[Stored data entries]
· · · ·
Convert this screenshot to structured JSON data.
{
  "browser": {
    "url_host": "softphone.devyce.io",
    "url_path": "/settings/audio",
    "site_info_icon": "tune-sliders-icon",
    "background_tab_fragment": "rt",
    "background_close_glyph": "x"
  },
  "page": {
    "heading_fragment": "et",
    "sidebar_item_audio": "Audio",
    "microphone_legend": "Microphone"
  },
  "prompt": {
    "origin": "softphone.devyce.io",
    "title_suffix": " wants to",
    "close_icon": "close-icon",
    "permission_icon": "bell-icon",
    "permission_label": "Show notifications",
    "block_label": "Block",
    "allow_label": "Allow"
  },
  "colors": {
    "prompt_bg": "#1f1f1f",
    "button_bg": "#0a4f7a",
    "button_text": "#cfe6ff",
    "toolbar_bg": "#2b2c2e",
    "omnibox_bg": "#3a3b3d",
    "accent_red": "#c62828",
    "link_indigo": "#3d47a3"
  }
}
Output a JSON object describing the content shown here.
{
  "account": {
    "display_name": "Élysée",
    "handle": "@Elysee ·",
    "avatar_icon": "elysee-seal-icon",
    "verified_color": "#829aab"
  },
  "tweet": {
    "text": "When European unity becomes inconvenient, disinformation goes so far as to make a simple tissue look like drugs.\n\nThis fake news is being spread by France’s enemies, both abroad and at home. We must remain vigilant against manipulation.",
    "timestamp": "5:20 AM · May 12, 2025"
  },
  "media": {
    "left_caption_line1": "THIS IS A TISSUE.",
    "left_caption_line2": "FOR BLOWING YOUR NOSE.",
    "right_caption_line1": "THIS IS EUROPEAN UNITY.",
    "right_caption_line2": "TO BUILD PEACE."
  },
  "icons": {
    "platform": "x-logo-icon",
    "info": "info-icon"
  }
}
· · · ·
> **PROBLEM DETAILS**
Set down all of the entries exactly, please.

> **ANSWER TO THIS PROBLEM**
Convert this screenshot to structured JSON data.
{
  "browser": {
    "url_host": "softphone.devyce.io",
    "url_path": "/settings/audio",
    "site_info_icon": "tune-sliders-icon",
    "background_tab_fragment": "rt",
    "background_close_glyph": "x"
  },
  "page": {
    "heading_fragment": "et",
    "sidebar_item_audio": "Audio",
    "microphone_legend": "Microphone"
  },
  "prompt": {
    "origin": "softphone.devyce.io",
    "title_suffix": " wants to",
    "close_icon": "close-icon",
    "permission_icon": "bell-icon",
    "permission_label": "Show notifications",
    "block_label": "Block",
    "allow_label": "Allow"
  },
  "colors": {
    "prompt_bg": "#1f1f1f",
    "button_bg": "#0a4f7a",
    "button_text": "#cfe6ff",
    "toolbar_bg": "#2b2c2e",
    "omnibox_bg": "#3a3b3d",
    "accent_red": "#c62828",
    "link_indigo": "#3d47a3"
  }
}
Output a JSON object describing the content shown here.
{
  "account": {
    "display_name": "Élysée",
    "handle": "@Elysee ·",
    "avatar_icon": "elysee-seal-icon",
    "verified_color": "#829aab"
  },
  "tweet": {
    "text": "When European unity becomes inconvenient, disinformation goes so far as to make a simple tissue look like drugs.\n\nThis fake news is being spread by France’s enemies, both abroad and at home. We must remain vigilant against manipulation.",
    "timestamp": "5:20 AM · May 12, 2025"
  },
  "media": {
    "left_caption_line1": "THIS IS A TISSUE.",
    "left_caption_line2": "FOR BLOWING YOUR NOSE.",
    "right_caption_line1": "THIS IS EUROPEAN UNITY.",
    "right_caption_line2": "TO BUILD PEACE."
  },
  "icons": {
    "platform": "x-logo-icon",
    "info": "info-icon"
  }
}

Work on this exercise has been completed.